## START

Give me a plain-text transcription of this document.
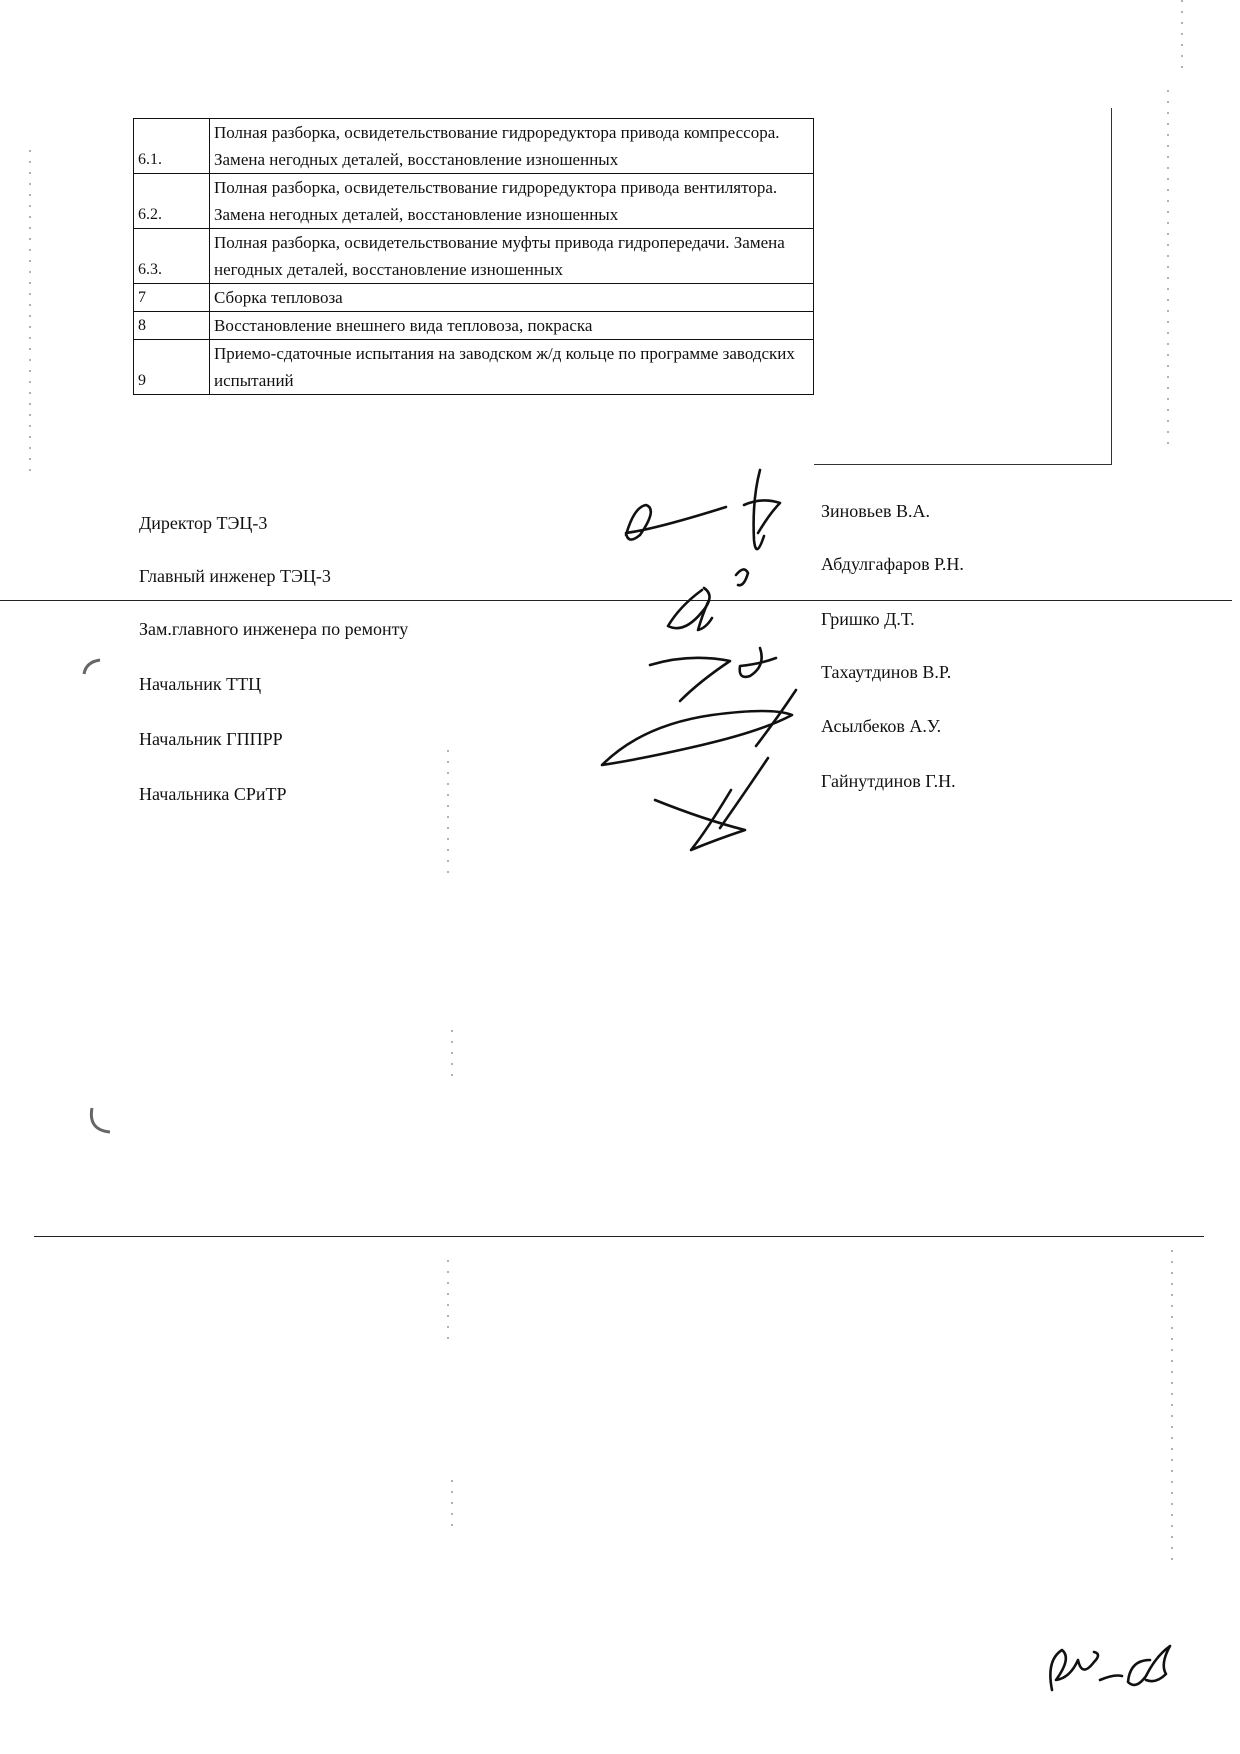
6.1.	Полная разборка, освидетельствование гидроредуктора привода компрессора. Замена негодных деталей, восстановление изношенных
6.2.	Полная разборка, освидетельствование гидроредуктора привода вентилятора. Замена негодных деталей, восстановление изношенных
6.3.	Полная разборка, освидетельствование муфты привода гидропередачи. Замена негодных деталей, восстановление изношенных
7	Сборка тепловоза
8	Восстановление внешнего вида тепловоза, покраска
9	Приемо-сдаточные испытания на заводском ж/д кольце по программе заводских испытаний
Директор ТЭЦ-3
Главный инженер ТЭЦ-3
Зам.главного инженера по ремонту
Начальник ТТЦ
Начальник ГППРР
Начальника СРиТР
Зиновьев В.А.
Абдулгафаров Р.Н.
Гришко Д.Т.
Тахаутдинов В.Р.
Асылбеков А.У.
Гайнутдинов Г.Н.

## END
## START

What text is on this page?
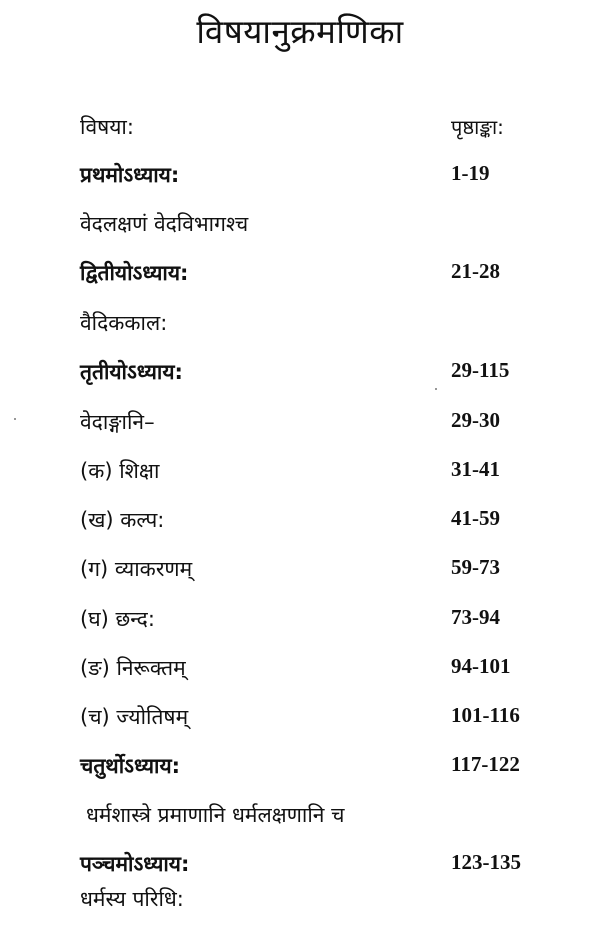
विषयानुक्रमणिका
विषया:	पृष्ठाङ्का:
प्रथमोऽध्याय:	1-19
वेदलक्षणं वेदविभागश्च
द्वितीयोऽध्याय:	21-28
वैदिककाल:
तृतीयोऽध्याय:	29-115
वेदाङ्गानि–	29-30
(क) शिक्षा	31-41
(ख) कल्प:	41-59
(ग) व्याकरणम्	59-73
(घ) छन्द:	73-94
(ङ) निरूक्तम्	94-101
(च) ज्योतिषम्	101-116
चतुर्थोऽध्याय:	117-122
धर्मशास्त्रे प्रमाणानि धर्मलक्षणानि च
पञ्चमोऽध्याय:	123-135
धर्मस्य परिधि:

## END

### Written exercise
Select every line above that contains the word "тепловоза", and copy it.

### Exercise response
7	Сборка тепловоза
8	Восстановление внешнего вида тепловоза, покраска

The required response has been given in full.